### The exercise
For every line in the records that has the word "JSON", make a copy.

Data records
····················

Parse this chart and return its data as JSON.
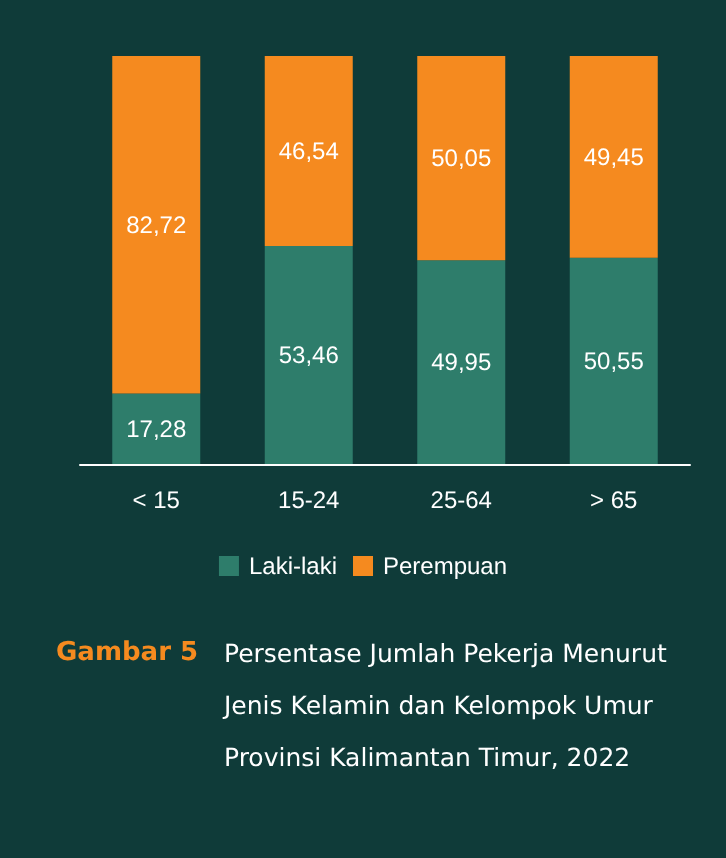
{
  "chart_data": {
    "type": "bar",
    "title": "Gambar 5",
    "subtitle": "Persentase Jumlah Pekerja Menurut Jenis Kelamin dan Kelompok Umur Provinsi Kalimantan Timur, 2022",
    "categories": [
      "< 15",
      "15-24",
      "25-64",
      "> 65"
    ],
    "stacked": true,
    "series": [
      {
        "name": "Laki-laki",
        "color": "#2e7d6b",
        "values": [
          17.28,
          53.46,
          49.95,
          50.55
        ],
        "value_labels": [
          "17,28",
          "53,46",
          "49,95",
          "50,55"
        ]
      },
      {
        "name": "Perempuan",
        "color": "#f58a1f",
        "values": [
          82.72,
          46.54,
          50.05,
          49.45
        ],
        "value_labels": [
          "82,72",
          "46,54",
          "50,05",
          "49,45"
        ]
      }
    ],
    "legend": "bottom"
  }
}
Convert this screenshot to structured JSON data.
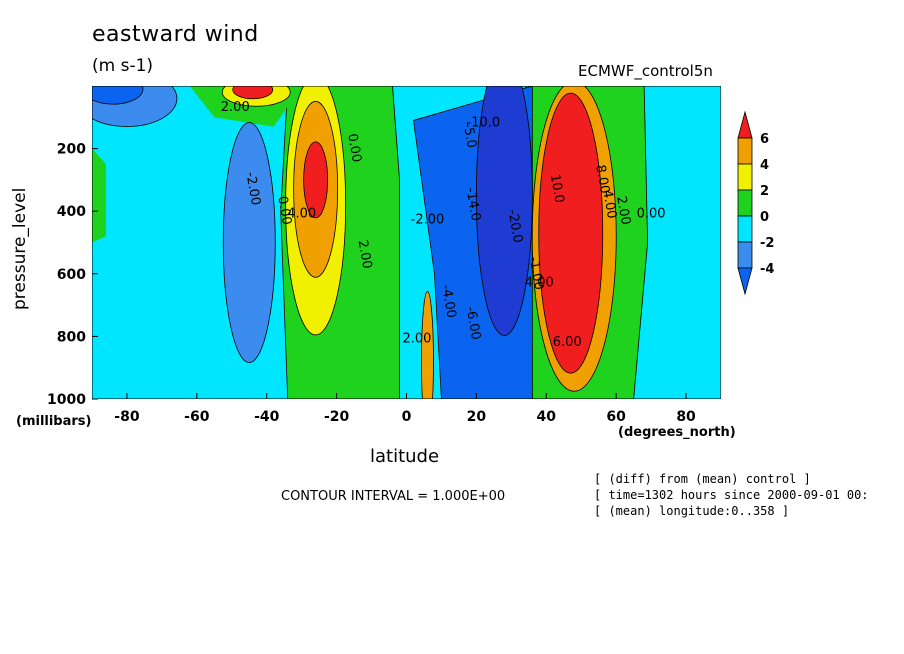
{
  "title": "eastward wind",
  "units": "(m s-1)",
  "model": "ECMWF_control5n",
  "ylabel": "pressure_level",
  "yunit": "(millibars)",
  "xlabel": "latitude",
  "xunit": "(degrees_north)",
  "contour_interval": "CONTOUR INTERVAL = 1.000E+00",
  "meta": [
    "[ (diff) from (mean) control ]",
    "[ time=1302 hours since 2000-09-01 00:",
    "[ (mean) longitude:0..358 ]"
  ],
  "colors": {
    "lt_-4": "#0a64f0",
    "-4_-2": "#3c8cf0",
    "-2_0": "#00e6ff",
    "0_2": "#1ed21e",
    "2_4": "#f0f000",
    "4_6": "#f0a000",
    "gt_6": "#f01e1e",
    "deep_blue": "#1e3cd2"
  },
  "chart_data": {
    "type": "heatmap",
    "title": "eastward wind",
    "units": "(m s-1)",
    "xlabel": "latitude",
    "ylabel": "pressure_level",
    "xlim": [
      -90,
      90
    ],
    "ylim": [
      1000,
      0
    ],
    "x_ticks": [
      "-80",
      "-60",
      "-40",
      "-20",
      "0",
      "20",
      "40",
      "60",
      "80"
    ],
    "x_tick_values": [
      -80,
      -60,
      -40,
      -20,
      0,
      20,
      40,
      60,
      80
    ],
    "y_ticks": [
      "200",
      "400",
      "600",
      "800",
      "1000"
    ],
    "y_tick_values": [
      200,
      400,
      600,
      800,
      1000
    ],
    "colorbar_labels": [
      "6",
      "4",
      "2",
      "0",
      "-2",
      "-4"
    ],
    "colorbar_levels": [
      6,
      4,
      2,
      0,
      -2,
      -4
    ],
    "contour_interval": 1.0,
    "contour_labels": [
      {
        "text": "2.00",
        "lat": -49,
        "p": 80
      },
      {
        "text": "-2.00",
        "lat": -45,
        "p": 330
      },
      {
        "text": "0.00",
        "lat": -36,
        "p": 400
      },
      {
        "text": "4.00",
        "lat": -30,
        "p": 420
      },
      {
        "text": "0.00",
        "lat": -16,
        "p": 200
      },
      {
        "text": "2.00",
        "lat": -13,
        "p": 540
      },
      {
        "text": "-2.00",
        "lat": 6,
        "p": 440
      },
      {
        "text": "-4.00",
        "lat": 11,
        "p": 690
      },
      {
        "text": "-6.00",
        "lat": 18,
        "p": 760
      },
      {
        "text": "-10.0",
        "lat": 22,
        "p": 130
      },
      {
        "text": "-14.0",
        "lat": 18,
        "p": 380
      },
      {
        "text": "-20.0",
        "lat": 30,
        "p": 450
      },
      {
        "text": "2.00",
        "lat": 3,
        "p": 820
      },
      {
        "text": "-5.0",
        "lat": 17,
        "p": 160
      },
      {
        "text": "-1.00",
        "lat": 36,
        "p": 600
      },
      {
        "text": "4.00",
        "lat": 38,
        "p": 640
      },
      {
        "text": "10.0",
        "lat": 42,
        "p": 330
      },
      {
        "text": "8.00",
        "lat": 55,
        "p": 300
      },
      {
        "text": "6.00",
        "lat": 46,
        "p": 830
      },
      {
        "text": "4.00",
        "lat": 57,
        "p": 380
      },
      {
        "text": "2.00",
        "lat": 61,
        "p": 400
      },
      {
        "text": "0.00",
        "lat": 70,
        "p": 420
      }
    ]
  }
}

····················

### The output
Parse this chart and return its data as JSON.
Convert this screenshot to structured JSON data.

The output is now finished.